Como AntiHagiografía La puta de Babilonia hace un recuento de los apetitos bestiales de Santos, Papas y Doctores de la Iglesia, que han extasiado sus deseos de sangre y semen en el nombre de Cristo y su Iglesia: “No hay Papas buenos. Ni malos. Hay Papas peores. Inocencios, Píos, Clementes, Benedictos, Juanes, Pablos… Detrás de estos nombres bonachones o inocuos se ocultan monstruos”. Así, el catálogo de los crímenes puede ser tan amplio como el deseo de documentarlos lo requiera: 
 
Según el obispo de Cremona Lituprando, el gran cronista del papado de esta época, Juan XIII solía sacarles los ojos a sus enemigos y pasó por la espada a la mitad de la población de Roma. Y según el mismo cronista, Juan XII era gran cazador y jugador de dado, tenía pacto con el Diablo, ordenó obispo a un niño de diez años en un establo, hizo castrar a un cardenal causándole la muerte, le sacó los ojos a su director espiritual y en una fuga apurada de Roma desvalijó a San Pedro y huyó con lo que pudo cargar de su tesoro.

Los crímenes no se cometen sólo contra particulares, sino contra pueblos enteros, pues en su afán de llevar la palabra de Dios a todos los confines de la tierra, la Iglesia de Roma (o “Puta de Babilonia”, según la llamaron los albigenses), busca el extermino de todo aquél que no se someta a su ortodoxia:

A mediados de 1209 y al mando de un ejército de asesinos, el legado papal Arnoldo Amalrico le puso sitio a Beziers, baluarte de los albigenses occitanos, con la exigencia de que entregaran a doscientos de los más conocidos herejes que allí se refugiaban, a cambio de perdonar la ciudad. Amalrico era un monje cisterciense al servicio de Inocencio III; su ejército era una turba de mercenarios, duques, condes, criados, burgueses, campesinos, desocupados; y los albigenses eran los más devotos continuadores de Cristo, o mejor dicho, de lo que los ingenuos creen que fue Cristo: el hombre más noble y justo que haya producido la humanidad, nuestra última esperanza. Así les fue, colgados de la cruz de esa esperanza terminaron masacrados. Los ciudadanos de Beziers decidieron resistir y no entregar a sus protegidos, pero por una imprudencia de unos jóvenes atolondrados la ciudad cayó en manos de los sitiadores y éstos, con católico celo, se entregaron a la rapiña y el exterminio. ¿Pero cómo distinguir a los ortodoxos de los albigenses? La orden de Amalrico fue: “Mátenlos a todos que ya después el Señor verá cuáles son los suyos”. Y así, sin distingos, herejes y católicos por igual iban cayendo todos degollados. En medio de la confusión y el terror muchos se refugiaron en las iglesias, cuyas puertas los invasores fueron tumbando a hachazos: pasaban al interior cantando el Veni Sancte Spiritus y emprendían el degüello. En la sola iglesia de Santa María Magdalena masacraron a siete mil sin perdonar mujeres, niños ni viejos. “Hoy, Su Santidad –le escribía esa noche Amalrico a Inocencio III-, veinte mil ciudadanos fueron pasados por la espada sin importar el sexo ni la edad”. Albigenses o no, los veinte mil eran todos cristianos. Y así ese papa criminal que lleva el nombre burlón de Inocencio lograba matar en un solo día y en una sola ciudad diez o veinte veces más correligionarios que los que mataron los emperadores romanos cuando la llamada “era de los mártires” a lo largo y ancho del Imperio.

════

◆ QUÉ SE PIDE:
Según el texto sobre los crímenes de la Iglesia, ¿a cuántas personas masacraron en la iglesia de Santa María Magdalena de Beziers?

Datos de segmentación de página
════

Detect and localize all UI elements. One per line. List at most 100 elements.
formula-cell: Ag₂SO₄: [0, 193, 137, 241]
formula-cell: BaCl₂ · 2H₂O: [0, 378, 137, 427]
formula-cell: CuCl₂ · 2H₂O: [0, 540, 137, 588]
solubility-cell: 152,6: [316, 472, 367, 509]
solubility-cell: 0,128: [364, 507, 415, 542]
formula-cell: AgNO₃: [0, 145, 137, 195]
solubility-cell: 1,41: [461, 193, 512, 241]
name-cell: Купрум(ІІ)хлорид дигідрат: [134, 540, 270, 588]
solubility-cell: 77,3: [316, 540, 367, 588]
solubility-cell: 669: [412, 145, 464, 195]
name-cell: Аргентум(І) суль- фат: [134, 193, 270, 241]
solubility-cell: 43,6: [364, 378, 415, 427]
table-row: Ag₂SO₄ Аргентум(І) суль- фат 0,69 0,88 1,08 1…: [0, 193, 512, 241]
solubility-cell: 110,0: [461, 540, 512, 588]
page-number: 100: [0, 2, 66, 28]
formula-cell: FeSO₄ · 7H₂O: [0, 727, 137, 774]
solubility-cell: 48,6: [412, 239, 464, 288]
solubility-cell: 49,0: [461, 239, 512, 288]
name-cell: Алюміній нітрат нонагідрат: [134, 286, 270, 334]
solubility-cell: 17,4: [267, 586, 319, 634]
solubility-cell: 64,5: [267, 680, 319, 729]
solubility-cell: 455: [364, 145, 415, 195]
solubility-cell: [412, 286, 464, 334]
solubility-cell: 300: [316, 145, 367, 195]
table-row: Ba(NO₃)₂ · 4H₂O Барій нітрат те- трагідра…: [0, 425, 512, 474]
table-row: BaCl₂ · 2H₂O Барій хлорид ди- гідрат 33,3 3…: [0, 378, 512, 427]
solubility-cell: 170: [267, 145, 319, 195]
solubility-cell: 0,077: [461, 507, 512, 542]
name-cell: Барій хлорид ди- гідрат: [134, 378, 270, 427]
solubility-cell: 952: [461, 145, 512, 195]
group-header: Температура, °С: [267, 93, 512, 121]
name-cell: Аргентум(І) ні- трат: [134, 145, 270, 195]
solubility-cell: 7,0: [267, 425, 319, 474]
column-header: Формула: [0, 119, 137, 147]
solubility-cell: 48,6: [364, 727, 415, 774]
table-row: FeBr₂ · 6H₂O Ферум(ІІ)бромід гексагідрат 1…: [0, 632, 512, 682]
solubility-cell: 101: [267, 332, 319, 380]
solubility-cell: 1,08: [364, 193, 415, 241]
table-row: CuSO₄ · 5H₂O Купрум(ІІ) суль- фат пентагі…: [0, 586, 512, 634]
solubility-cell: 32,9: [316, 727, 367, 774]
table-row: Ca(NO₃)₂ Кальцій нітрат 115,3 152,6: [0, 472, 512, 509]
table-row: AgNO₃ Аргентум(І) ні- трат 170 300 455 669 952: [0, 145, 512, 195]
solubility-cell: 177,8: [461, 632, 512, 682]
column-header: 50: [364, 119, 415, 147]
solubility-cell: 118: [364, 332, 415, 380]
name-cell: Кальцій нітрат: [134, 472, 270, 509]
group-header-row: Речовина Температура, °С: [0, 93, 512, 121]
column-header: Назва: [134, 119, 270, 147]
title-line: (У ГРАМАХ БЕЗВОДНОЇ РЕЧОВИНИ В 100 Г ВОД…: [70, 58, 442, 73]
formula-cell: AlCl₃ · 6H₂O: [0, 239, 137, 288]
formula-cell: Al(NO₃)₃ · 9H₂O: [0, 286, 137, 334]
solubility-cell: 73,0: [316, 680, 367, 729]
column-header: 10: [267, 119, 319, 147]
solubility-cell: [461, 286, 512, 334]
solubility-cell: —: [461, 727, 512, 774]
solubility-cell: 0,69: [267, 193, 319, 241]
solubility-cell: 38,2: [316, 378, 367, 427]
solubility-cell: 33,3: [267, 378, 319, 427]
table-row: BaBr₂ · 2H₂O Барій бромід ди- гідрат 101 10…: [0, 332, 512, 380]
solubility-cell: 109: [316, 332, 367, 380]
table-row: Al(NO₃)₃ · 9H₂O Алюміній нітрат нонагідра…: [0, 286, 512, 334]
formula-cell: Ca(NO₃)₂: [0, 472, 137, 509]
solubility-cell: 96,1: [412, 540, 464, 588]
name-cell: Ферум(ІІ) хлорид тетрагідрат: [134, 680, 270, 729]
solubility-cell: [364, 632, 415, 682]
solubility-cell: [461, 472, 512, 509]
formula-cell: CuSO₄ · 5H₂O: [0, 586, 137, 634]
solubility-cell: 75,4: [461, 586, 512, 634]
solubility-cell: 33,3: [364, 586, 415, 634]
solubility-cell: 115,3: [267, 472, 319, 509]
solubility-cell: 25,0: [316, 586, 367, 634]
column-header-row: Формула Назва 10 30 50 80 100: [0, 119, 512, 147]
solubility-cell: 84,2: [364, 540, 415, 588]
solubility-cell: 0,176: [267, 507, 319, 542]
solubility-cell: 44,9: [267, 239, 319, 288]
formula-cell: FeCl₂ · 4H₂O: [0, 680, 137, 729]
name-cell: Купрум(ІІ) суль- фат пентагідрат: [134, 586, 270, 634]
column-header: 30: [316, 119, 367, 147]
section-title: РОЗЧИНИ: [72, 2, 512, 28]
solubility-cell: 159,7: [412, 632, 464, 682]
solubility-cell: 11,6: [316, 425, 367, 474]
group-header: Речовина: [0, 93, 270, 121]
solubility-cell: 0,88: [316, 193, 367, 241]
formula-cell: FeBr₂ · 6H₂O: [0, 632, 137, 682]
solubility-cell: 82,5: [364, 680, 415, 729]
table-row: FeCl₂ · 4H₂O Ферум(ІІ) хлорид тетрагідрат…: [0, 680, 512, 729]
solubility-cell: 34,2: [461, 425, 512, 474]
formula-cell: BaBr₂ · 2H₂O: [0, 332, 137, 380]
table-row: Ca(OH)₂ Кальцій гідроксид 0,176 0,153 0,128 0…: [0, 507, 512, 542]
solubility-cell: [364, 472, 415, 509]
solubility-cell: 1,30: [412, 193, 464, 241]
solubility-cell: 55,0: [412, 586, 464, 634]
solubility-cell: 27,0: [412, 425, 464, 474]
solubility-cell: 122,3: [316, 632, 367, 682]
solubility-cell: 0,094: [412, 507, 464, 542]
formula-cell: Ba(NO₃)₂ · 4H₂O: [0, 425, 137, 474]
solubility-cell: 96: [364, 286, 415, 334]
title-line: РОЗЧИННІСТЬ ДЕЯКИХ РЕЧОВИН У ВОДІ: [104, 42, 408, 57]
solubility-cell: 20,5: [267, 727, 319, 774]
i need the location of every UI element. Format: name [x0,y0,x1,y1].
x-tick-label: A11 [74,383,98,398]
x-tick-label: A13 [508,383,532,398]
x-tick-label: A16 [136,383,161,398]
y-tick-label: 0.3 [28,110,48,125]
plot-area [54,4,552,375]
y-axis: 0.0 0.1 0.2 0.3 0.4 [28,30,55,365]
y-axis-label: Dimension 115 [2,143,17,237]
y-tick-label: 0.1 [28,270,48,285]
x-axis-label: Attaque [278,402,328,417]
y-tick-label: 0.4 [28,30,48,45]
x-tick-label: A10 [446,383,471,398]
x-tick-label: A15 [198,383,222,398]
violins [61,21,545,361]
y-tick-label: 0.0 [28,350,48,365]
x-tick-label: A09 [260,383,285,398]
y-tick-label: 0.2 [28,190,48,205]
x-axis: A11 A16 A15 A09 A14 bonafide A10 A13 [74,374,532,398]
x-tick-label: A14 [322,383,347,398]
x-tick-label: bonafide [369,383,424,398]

════

◆ RESULTADO DE LA TAREA:
A siete mil, sin perdonar mujeres, niños ni viejos.